Problem statement →
Repeat every record below exactly, omitting any pictures.

Entries with figure data:
--- BEGIN ---

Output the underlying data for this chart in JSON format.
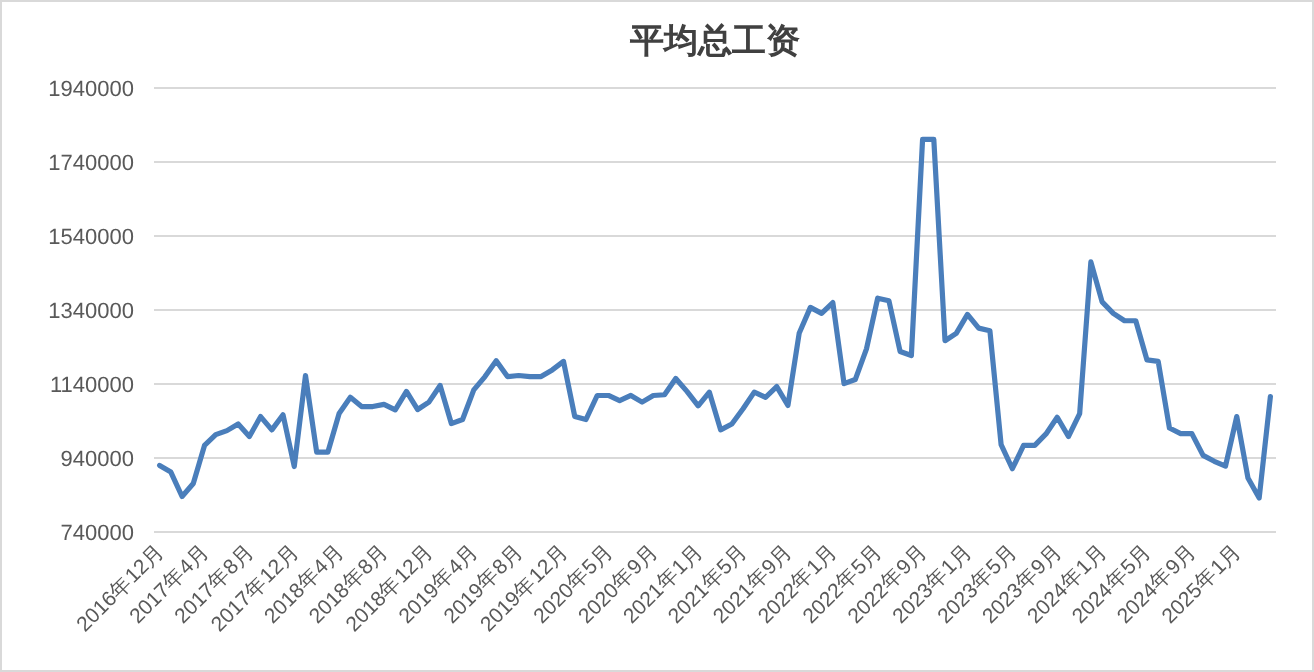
{
  "chart_data": {
    "type": "line",
    "title": "平均总工资",
    "categories": [
      "2016年12月",
      null,
      null,
      null,
      "2017年4月",
      null,
      null,
      null,
      "2017年8月",
      null,
      null,
      null,
      "2017年12月",
      null,
      null,
      null,
      "2018年4月",
      null,
      null,
      null,
      "2018年8月",
      null,
      null,
      null,
      "2018年12月",
      null,
      null,
      null,
      "2019年4月",
      null,
      null,
      null,
      "2019年8月",
      null,
      null,
      null,
      "2019年12月",
      null,
      null,
      null,
      "2020年5月",
      null,
      null,
      null,
      "2020年9月",
      null,
      null,
      null,
      "2021年1月",
      null,
      null,
      null,
      "2021年5月",
      null,
      null,
      null,
      "2021年9月",
      null,
      null,
      null,
      "2022年1月",
      null,
      null,
      null,
      "2022年5月",
      null,
      null,
      null,
      "2022年9月",
      null,
      null,
      null,
      "2023年1月",
      null,
      null,
      null,
      "2023年5月",
      null,
      null,
      null,
      "2023年9月",
      null,
      null,
      null,
      "2024年1月",
      null,
      null,
      null,
      "2024年5月",
      null,
      null,
      null,
      "2024年9月",
      null,
      null,
      null,
      "2025年1月",
      null,
      null,
      null
    ],
    "series": [
      {
        "color": "#4a7ebb",
        "values": [
          920000,
          902000,
          836000,
          871000,
          974000,
          1003000,
          1014000,
          1032000,
          998000,
          1052000,
          1016000,
          1057000,
          917000,
          1163000,
          956000,
          956000,
          1060000,
          1104000,
          1079000,
          1079000,
          1085000,
          1070000,
          1120000,
          1071000,
          1091000,
          1136000,
          1033000,
          1044000,
          1124000,
          1160000,
          1203000,
          1160000,
          1163000,
          1160000,
          1160000,
          1178000,
          1201000,
          1052000,
          1044000,
          1109000,
          1109000,
          1095000,
          1109000,
          1091000,
          1109000,
          1111000,
          1155000,
          1120000,
          1081000,
          1118000,
          1016000,
          1032000,
          1073000,
          1118000,
          1104000,
          1133000,
          1082000,
          1277000,
          1347000,
          1331000,
          1360000,
          1141000,
          1152000,
          1235000,
          1372000,
          1365000,
          1228000,
          1217000,
          1801000,
          1801000,
          1257000,
          1277000,
          1328000,
          1291000,
          1284000,
          976000,
          911000,
          974000,
          974000,
          1005000,
          1050000,
          998000,
          1060000,
          1470000,
          1362000,
          1331000,
          1311000,
          1311000,
          1205000,
          1201000,
          1021000,
          1006000,
          1006000,
          947000,
          931000,
          918000,
          1052000,
          886000,
          832000,
          1106000
        ]
      }
    ],
    "ylim": [
      740000,
      1940000
    ],
    "yticks": [
      740000,
      940000,
      1140000,
      1340000,
      1540000,
      1740000,
      1940000
    ],
    "grid": "y"
  }
}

--- END ---

Final result →
Output the underlying data for this chart in JSON format.
{
  "chart_data": {
    "type": "line",
    "title": "平均总工资",
    "categories": [
      "2016年12月",
      null,
      null,
      null,
      "2017年4月",
      null,
      null,
      null,
      "2017年8月",
      null,
      null,
      null,
      "2017年12月",
      null,
      null,
      null,
      "2018年4月",
      null,
      null,
      null,
      "2018年8月",
      null,
      null,
      null,
      "2018年12月",
      null,
      null,
      null,
      "2019年4月",
      null,
      null,
      null,
      "2019年8月",
      null,
      null,
      null,
      "2019年12月",
      null,
      null,
      null,
      "2020年5月",
      null,
      null,
      null,
      "2020年9月",
      null,
      null,
      null,
      "2021年1月",
      null,
      null,
      null,
      "2021年5月",
      null,
      null,
      null,
      "2021年9月",
      null,
      null,
      null,
      "2022年1月",
      null,
      null,
      null,
      "2022年5月",
      null,
      null,
      null,
      "2022年9月",
      null,
      null,
      null,
      "2023年1月",
      null,
      null,
      null,
      "2023年5月",
      null,
      null,
      null,
      "2023年9月",
      null,
      null,
      null,
      "2024年1月",
      null,
      null,
      null,
      "2024年5月",
      null,
      null,
      null,
      "2024年9月",
      null,
      null,
      null,
      "2025年1月",
      null,
      null,
      null
    ],
    "series": [
      {
        "color": "#4a7ebb",
        "values": [
          920000,
          902000,
          836000,
          871000,
          974000,
          1003000,
          1014000,
          1032000,
          998000,
          1052000,
          1016000,
          1057000,
          917000,
          1163000,
          956000,
          956000,
          1060000,
          1104000,
          1079000,
          1079000,
          1085000,
          1070000,
          1120000,
          1071000,
          1091000,
          1136000,
          1033000,
          1044000,
          1124000,
          1160000,
          1203000,
          1160000,
          1163000,
          1160000,
          1160000,
          1178000,
          1201000,
          1052000,
          1044000,
          1109000,
          1109000,
          1095000,
          1109000,
          1091000,
          1109000,
          1111000,
          1155000,
          1120000,
          1081000,
          1118000,
          1016000,
          1032000,
          1073000,
          1118000,
          1104000,
          1133000,
          1082000,
          1277000,
          1347000,
          1331000,
          1360000,
          1141000,
          1152000,
          1235000,
          1372000,
          1365000,
          1228000,
          1217000,
          1801000,
          1801000,
          1257000,
          1277000,
          1328000,
          1291000,
          1284000,
          976000,
          911000,
          974000,
          974000,
          1005000,
          1050000,
          998000,
          1060000,
          1470000,
          1362000,
          1331000,
          1311000,
          1311000,
          1205000,
          1201000,
          1021000,
          1006000,
          1006000,
          947000,
          931000,
          918000,
          1052000,
          886000,
          832000,
          1106000
        ]
      }
    ],
    "ylim": [
      740000,
      1940000
    ],
    "yticks": [
      740000,
      940000,
      1140000,
      1340000,
      1540000,
      1740000,
      1940000
    ],
    "grid": "y"
  }
}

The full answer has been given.